* **Data provided**:
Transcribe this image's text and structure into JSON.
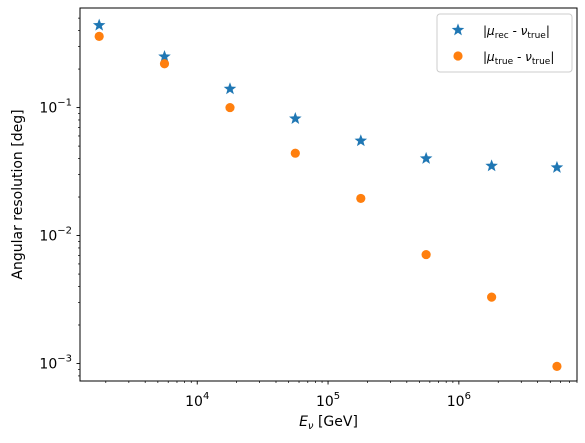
{
  "chart_data": {
    "type": "scatter",
    "title": "",
    "xlabel": {
      "main": "E",
      "sub": "ν",
      "rest": " [GeV]"
    },
    "ylabel": "Angular resolution [deg]",
    "xscale": "log",
    "yscale": "log",
    "xlim": [
      1270,
      8000000
    ],
    "ylim": [
      0.00073,
      0.6
    ],
    "x_ticks": [
      {
        "value": 10000,
        "base": "10",
        "exp": "4"
      },
      {
        "value": 100000,
        "base": "10",
        "exp": "5"
      },
      {
        "value": 1000000,
        "base": "10",
        "exp": "6"
      }
    ],
    "y_ticks": [
      {
        "value": 0.001,
        "base": "10",
        "exp": "−3"
      },
      {
        "value": 0.01,
        "base": "10",
        "exp": "−2"
      },
      {
        "value": 0.1,
        "base": "10",
        "exp": "−1"
      }
    ],
    "grid": false,
    "legend_position": "top-right",
    "series": [
      {
        "label_parts": {
          "open": "|μ",
          "sub1": "rec",
          "mid": " - ν",
          "sub2": "true",
          "close": "|"
        },
        "marker": "star",
        "color": "#1f77b4",
        "x": [
          1780,
          5620,
          17800,
          56200,
          178000,
          562000,
          1780000,
          5620000
        ],
        "y": [
          0.44,
          0.25,
          0.14,
          0.082,
          0.055,
          0.04,
          0.035,
          0.034
        ]
      },
      {
        "label_parts": {
          "open": "|μ",
          "sub1": "true",
          "mid": " - ν",
          "sub2": "true",
          "close": "|"
        },
        "marker": "circle",
        "color": "#ff7f0e",
        "x": [
          1780,
          5620,
          17800,
          56200,
          178000,
          562000,
          1780000,
          5620000
        ],
        "y": [
          0.36,
          0.22,
          0.1,
          0.044,
          0.0195,
          0.0071,
          0.0033,
          0.00095
        ]
      }
    ]
  }
}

* **Given exercise**: Write out every record above exactly as it stands, but leave out the pictures.

* **Result**:
Transcribe this image's text and structure into JSON.
{
  "chart_data": {
    "type": "scatter",
    "title": "",
    "xlabel": {
      "main": "E",
      "sub": "ν",
      "rest": " [GeV]"
    },
    "ylabel": "Angular resolution [deg]",
    "xscale": "log",
    "yscale": "log",
    "xlim": [
      1270,
      8000000
    ],
    "ylim": [
      0.00073,
      0.6
    ],
    "x_ticks": [
      {
        "value": 10000,
        "base": "10",
        "exp": "4"
      },
      {
        "value": 100000,
        "base": "10",
        "exp": "5"
      },
      {
        "value": 1000000,
        "base": "10",
        "exp": "6"
      }
    ],
    "y_ticks": [
      {
        "value": 0.001,
        "base": "10",
        "exp": "−3"
      },
      {
        "value": 0.01,
        "base": "10",
        "exp": "−2"
      },
      {
        "value": 0.1,
        "base": "10",
        "exp": "−1"
      }
    ],
    "grid": false,
    "legend_position": "top-right",
    "series": [
      {
        "label_parts": {
          "open": "|μ",
          "sub1": "rec",
          "mid": " - ν",
          "sub2": "true",
          "close": "|"
        },
        "marker": "star",
        "color": "#1f77b4",
        "x": [
          1780,
          5620,
          17800,
          56200,
          178000,
          562000,
          1780000,
          5620000
        ],
        "y": [
          0.44,
          0.25,
          0.14,
          0.082,
          0.055,
          0.04,
          0.035,
          0.034
        ]
      },
      {
        "label_parts": {
          "open": "|μ",
          "sub1": "true",
          "mid": " - ν",
          "sub2": "true",
          "close": "|"
        },
        "marker": "circle",
        "color": "#ff7f0e",
        "x": [
          1780,
          5620,
          17800,
          56200,
          178000,
          562000,
          1780000,
          5620000
        ],
        "y": [
          0.36,
          0.22,
          0.1,
          0.044,
          0.0195,
          0.0071,
          0.0033,
          0.00095
        ]
      }
    ]
  }
}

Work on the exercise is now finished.